### EXERCISE
In the listing below, locate the lines that hold "name" and copy them.

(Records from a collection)
* * * *
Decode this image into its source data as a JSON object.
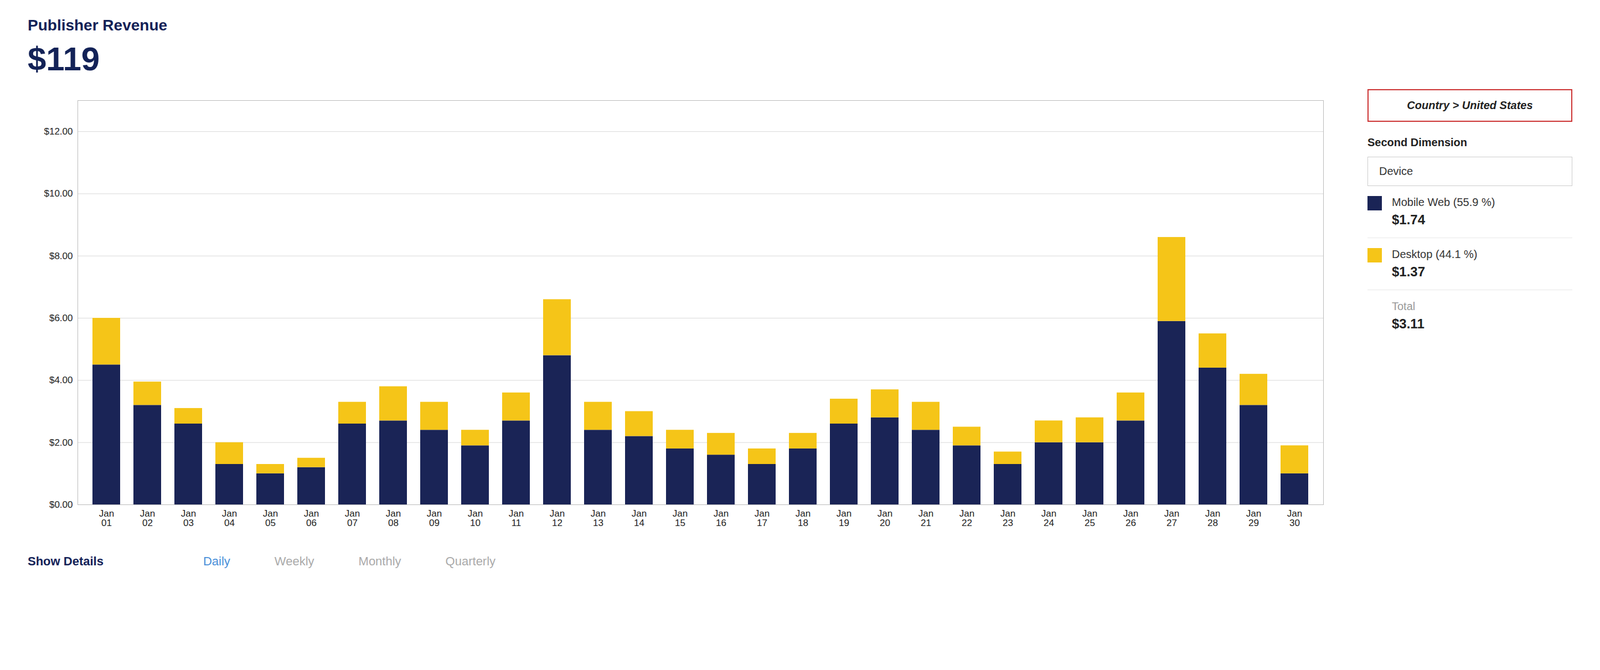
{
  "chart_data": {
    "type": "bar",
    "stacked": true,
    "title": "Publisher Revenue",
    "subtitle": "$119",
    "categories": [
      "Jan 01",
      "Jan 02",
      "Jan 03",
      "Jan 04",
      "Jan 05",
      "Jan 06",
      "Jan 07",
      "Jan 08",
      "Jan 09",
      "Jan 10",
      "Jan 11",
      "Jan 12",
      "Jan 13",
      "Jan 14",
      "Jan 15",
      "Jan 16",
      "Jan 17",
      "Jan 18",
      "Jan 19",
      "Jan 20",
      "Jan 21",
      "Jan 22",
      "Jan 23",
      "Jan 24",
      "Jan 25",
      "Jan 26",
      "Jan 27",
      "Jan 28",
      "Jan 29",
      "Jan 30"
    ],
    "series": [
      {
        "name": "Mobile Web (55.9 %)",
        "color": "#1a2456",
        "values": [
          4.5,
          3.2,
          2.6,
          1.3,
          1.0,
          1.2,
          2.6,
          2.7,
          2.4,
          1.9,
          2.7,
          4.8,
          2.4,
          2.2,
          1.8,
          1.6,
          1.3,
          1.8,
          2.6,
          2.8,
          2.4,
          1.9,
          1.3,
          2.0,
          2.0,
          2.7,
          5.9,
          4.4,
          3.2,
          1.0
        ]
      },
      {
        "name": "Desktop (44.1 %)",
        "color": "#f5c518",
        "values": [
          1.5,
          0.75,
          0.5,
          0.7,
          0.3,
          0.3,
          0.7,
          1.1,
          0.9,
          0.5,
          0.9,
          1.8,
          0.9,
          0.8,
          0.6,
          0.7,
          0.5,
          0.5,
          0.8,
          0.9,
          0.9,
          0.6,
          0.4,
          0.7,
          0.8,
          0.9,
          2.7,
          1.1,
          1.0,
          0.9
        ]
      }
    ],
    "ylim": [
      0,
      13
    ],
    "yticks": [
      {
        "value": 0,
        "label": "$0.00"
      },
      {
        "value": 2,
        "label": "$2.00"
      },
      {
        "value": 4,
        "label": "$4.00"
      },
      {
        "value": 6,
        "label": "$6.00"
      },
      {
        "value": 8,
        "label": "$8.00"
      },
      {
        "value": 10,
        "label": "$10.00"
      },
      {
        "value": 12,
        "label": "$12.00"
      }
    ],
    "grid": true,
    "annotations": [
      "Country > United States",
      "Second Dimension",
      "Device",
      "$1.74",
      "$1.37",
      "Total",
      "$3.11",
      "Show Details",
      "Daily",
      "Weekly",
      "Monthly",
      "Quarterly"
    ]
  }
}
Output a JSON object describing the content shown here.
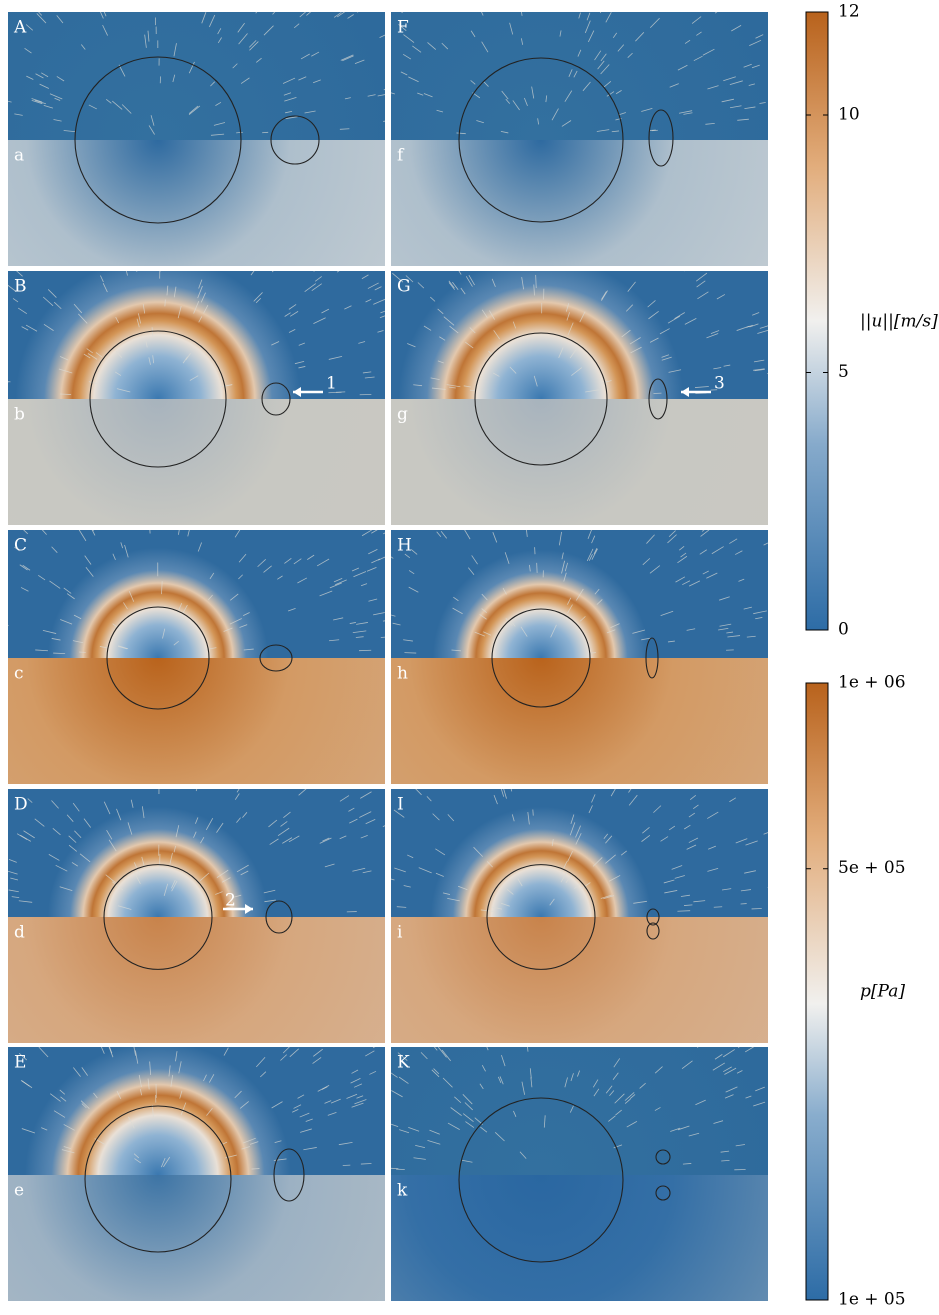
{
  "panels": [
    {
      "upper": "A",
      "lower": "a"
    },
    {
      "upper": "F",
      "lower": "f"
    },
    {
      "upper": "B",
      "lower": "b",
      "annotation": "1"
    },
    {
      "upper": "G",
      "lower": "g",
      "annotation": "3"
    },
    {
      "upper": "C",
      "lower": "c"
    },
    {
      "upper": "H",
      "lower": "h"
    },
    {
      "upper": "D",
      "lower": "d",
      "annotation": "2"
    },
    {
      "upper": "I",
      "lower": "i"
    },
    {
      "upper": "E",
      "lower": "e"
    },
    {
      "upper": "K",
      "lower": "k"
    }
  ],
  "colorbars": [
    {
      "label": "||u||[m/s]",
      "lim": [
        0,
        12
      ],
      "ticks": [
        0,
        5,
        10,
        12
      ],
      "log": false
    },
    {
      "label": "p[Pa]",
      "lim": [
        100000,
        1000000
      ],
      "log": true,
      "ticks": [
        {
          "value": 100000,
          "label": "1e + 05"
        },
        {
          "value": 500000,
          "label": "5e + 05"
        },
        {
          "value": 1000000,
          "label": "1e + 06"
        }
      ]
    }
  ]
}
* * * *
### WORKED ANSWER
        "name": "Mobile Web (55.9 %)",
        "name": "Desktop (44.1 %)",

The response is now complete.